> _Exercise objective_:
Count how many lines hold the string "ylabel". Give that number alone.

> _Entries_:
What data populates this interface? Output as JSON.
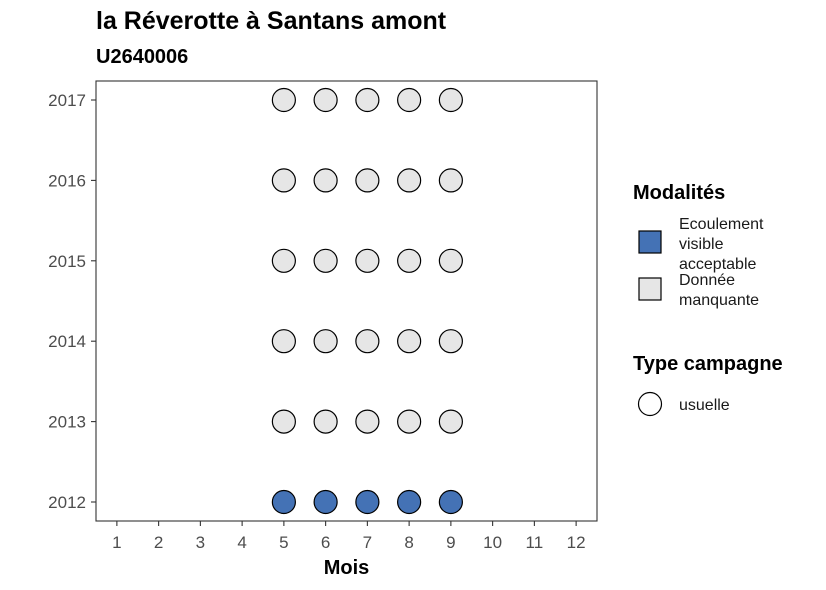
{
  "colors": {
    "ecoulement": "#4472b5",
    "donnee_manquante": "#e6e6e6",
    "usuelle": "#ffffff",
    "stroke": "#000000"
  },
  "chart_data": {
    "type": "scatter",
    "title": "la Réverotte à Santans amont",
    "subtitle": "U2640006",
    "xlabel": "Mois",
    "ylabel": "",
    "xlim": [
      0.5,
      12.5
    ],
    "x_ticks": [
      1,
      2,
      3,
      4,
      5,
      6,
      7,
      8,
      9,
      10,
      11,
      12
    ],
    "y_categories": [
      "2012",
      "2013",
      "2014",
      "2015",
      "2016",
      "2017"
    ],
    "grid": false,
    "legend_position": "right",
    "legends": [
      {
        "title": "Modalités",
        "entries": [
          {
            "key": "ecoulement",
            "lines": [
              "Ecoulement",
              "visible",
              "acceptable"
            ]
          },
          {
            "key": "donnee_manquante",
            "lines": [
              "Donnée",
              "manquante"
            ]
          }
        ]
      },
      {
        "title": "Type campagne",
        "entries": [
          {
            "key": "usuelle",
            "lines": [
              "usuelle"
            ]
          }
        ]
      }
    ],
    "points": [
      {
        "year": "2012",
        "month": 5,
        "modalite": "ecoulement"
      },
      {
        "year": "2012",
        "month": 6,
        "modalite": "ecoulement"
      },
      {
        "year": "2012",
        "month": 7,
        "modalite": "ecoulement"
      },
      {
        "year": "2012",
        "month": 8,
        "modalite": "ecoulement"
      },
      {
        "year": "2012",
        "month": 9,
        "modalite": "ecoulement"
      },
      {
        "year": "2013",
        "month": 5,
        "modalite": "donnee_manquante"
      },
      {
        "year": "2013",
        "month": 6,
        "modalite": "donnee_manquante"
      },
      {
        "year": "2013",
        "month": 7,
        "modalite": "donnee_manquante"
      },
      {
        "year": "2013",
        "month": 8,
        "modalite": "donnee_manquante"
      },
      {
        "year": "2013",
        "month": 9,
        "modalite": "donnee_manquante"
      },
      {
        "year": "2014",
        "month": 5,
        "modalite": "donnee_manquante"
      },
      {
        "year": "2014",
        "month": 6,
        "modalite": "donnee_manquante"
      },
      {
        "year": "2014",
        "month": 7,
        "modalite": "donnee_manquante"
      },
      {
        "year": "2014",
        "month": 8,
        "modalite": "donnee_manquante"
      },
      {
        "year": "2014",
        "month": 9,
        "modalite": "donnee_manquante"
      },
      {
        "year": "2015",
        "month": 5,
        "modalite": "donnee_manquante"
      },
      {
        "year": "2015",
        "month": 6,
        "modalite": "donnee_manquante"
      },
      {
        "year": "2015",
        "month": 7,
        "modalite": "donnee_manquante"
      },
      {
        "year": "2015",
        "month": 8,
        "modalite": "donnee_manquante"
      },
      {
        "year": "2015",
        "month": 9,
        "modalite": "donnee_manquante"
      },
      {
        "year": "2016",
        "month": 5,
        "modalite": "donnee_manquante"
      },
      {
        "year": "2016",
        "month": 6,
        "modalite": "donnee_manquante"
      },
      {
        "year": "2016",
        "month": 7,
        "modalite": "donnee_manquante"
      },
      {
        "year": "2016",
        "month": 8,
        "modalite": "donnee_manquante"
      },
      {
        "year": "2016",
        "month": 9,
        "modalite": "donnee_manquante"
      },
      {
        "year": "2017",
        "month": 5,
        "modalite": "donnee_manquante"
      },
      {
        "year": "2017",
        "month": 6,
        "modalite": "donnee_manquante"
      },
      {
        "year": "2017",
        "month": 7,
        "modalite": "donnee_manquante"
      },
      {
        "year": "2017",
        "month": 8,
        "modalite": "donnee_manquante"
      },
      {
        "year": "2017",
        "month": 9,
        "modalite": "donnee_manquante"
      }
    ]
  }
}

* * *

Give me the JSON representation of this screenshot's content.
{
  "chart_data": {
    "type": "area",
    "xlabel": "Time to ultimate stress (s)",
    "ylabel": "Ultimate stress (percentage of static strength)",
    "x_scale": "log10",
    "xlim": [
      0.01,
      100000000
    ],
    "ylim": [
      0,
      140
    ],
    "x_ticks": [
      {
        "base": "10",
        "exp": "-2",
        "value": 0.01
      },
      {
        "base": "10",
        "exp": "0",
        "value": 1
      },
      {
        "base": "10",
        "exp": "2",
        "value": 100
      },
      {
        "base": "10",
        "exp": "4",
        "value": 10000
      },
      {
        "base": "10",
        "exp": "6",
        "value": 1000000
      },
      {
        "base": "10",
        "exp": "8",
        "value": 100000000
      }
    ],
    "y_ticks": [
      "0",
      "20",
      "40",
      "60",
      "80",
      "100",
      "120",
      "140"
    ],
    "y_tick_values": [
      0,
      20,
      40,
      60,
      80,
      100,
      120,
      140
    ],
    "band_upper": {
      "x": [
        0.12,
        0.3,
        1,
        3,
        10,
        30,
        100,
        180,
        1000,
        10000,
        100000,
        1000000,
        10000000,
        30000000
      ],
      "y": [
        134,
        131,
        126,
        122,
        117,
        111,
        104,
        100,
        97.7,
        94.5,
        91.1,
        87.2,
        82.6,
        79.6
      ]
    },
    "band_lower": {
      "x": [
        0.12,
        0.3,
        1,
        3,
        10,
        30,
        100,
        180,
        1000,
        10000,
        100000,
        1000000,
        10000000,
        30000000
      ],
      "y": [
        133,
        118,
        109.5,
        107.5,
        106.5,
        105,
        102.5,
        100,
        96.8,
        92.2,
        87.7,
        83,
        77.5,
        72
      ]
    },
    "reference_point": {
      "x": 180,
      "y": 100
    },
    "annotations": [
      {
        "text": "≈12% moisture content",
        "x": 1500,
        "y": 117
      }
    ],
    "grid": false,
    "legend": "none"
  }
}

...

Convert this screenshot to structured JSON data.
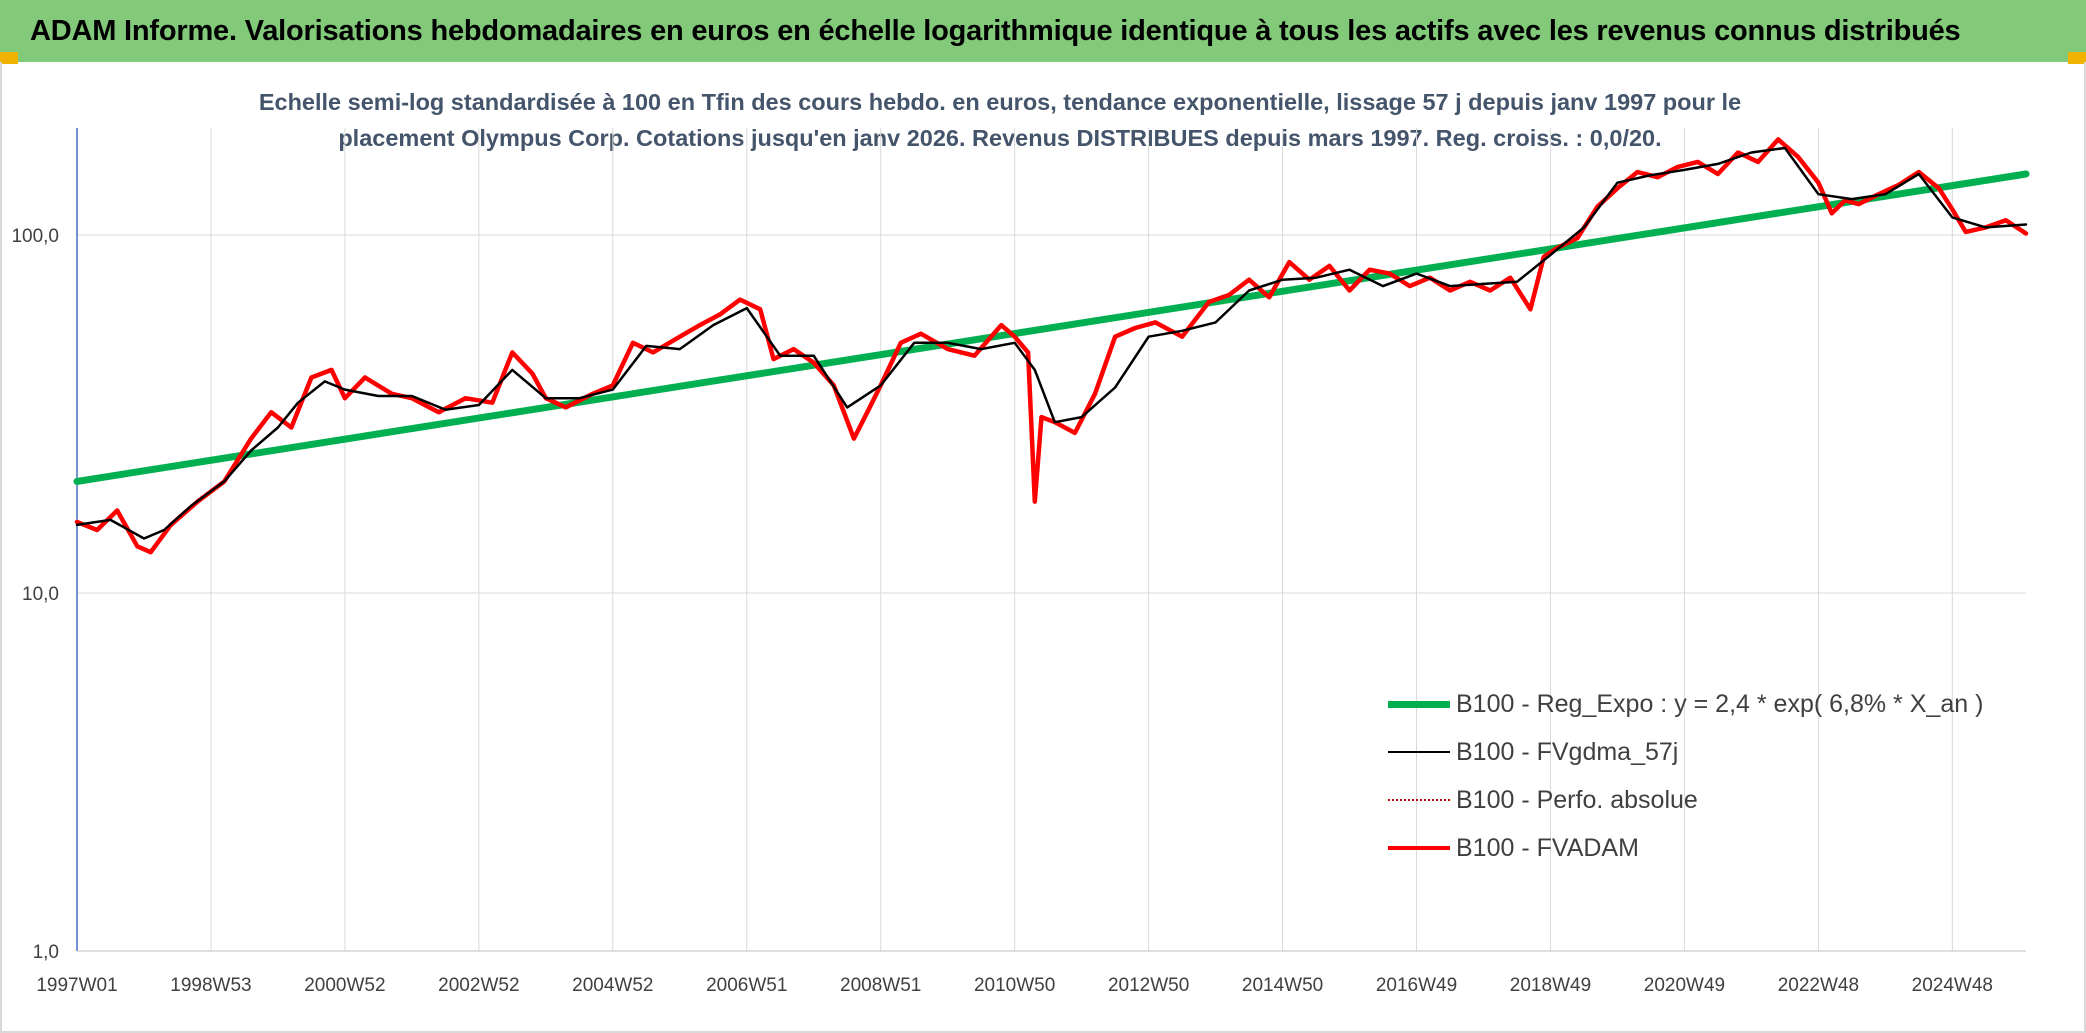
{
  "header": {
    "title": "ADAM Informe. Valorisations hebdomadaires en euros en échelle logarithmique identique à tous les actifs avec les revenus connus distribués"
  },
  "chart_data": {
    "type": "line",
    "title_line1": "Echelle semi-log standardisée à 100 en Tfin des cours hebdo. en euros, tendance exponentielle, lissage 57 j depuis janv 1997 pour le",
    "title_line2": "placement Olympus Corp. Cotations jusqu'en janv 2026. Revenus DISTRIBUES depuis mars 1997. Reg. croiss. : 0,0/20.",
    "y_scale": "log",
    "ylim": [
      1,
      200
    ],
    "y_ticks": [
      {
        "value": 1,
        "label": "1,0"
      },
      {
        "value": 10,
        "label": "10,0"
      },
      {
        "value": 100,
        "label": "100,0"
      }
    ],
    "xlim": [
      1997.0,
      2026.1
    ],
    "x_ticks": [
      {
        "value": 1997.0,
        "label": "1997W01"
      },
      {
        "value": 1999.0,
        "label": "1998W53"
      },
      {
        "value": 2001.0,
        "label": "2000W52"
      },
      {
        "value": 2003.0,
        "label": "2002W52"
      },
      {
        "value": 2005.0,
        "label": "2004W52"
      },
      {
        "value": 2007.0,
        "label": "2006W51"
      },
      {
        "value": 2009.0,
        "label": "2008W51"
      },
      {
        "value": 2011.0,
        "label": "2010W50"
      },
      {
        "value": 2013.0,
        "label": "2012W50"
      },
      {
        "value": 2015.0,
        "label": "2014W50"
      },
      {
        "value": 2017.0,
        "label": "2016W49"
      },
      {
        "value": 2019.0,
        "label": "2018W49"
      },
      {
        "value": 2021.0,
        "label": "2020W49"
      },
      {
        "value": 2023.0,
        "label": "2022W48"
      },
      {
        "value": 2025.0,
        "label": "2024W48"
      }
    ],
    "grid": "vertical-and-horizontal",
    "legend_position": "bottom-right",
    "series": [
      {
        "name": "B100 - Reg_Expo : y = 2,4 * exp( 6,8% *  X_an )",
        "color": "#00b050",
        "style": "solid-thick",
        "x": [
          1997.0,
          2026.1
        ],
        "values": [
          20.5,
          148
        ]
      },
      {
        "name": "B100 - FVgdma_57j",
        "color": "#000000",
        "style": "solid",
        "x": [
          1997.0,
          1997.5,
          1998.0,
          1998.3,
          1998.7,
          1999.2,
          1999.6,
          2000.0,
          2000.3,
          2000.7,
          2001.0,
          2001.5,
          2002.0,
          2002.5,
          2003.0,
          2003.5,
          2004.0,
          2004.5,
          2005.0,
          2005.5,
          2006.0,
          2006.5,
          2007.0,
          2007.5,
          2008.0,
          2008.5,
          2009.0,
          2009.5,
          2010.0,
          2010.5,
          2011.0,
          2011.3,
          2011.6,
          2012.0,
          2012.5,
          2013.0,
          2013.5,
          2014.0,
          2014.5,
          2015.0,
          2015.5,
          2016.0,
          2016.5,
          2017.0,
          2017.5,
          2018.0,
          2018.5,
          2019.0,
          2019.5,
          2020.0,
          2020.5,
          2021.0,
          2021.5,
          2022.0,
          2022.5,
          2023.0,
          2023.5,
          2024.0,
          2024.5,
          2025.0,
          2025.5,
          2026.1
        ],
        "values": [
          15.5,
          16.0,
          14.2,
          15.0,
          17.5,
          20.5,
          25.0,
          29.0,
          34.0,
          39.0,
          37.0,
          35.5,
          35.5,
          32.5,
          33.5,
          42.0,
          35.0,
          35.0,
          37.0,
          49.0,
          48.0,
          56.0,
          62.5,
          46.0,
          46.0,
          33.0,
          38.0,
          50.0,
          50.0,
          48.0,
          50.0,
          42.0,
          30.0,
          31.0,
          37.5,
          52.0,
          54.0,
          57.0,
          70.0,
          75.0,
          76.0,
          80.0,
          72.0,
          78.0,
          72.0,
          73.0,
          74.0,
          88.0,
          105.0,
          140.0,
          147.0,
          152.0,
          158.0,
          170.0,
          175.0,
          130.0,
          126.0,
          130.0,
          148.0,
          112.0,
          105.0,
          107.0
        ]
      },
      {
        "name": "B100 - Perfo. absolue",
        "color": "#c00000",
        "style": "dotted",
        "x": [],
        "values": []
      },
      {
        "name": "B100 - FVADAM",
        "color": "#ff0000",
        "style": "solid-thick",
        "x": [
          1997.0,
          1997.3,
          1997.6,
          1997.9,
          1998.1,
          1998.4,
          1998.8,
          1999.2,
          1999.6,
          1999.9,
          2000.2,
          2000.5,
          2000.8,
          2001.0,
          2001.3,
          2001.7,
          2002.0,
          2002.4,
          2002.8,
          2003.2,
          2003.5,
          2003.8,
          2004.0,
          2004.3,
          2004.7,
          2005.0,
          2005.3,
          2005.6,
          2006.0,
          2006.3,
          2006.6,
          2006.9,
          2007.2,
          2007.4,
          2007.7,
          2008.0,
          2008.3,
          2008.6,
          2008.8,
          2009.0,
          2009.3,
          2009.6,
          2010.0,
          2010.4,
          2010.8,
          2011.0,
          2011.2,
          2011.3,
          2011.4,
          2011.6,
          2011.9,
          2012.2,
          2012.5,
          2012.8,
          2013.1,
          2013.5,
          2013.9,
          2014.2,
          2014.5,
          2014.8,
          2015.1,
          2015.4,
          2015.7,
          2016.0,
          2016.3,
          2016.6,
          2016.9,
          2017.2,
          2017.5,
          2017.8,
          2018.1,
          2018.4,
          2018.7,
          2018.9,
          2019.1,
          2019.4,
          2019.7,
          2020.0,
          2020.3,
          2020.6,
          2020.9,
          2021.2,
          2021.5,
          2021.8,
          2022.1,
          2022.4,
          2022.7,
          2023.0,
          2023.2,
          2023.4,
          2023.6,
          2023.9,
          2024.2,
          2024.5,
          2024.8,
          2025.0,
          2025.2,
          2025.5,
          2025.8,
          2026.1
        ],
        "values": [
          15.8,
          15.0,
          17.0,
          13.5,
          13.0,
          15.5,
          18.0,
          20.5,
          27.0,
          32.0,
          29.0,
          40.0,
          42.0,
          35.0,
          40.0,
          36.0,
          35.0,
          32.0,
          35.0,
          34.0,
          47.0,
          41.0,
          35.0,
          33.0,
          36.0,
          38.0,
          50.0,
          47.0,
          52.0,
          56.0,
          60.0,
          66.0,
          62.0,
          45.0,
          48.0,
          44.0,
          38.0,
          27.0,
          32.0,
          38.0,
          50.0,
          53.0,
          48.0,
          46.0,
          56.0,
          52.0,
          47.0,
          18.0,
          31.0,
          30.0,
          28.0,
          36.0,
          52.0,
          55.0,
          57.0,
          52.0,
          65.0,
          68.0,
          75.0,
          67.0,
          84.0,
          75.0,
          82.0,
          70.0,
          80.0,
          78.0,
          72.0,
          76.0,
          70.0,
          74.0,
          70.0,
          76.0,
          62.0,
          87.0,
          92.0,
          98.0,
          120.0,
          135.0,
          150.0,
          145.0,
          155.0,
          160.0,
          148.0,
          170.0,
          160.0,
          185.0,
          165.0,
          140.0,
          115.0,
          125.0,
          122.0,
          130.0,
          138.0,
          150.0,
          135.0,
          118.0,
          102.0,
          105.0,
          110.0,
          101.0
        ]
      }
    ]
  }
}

> _Complete answer_:
2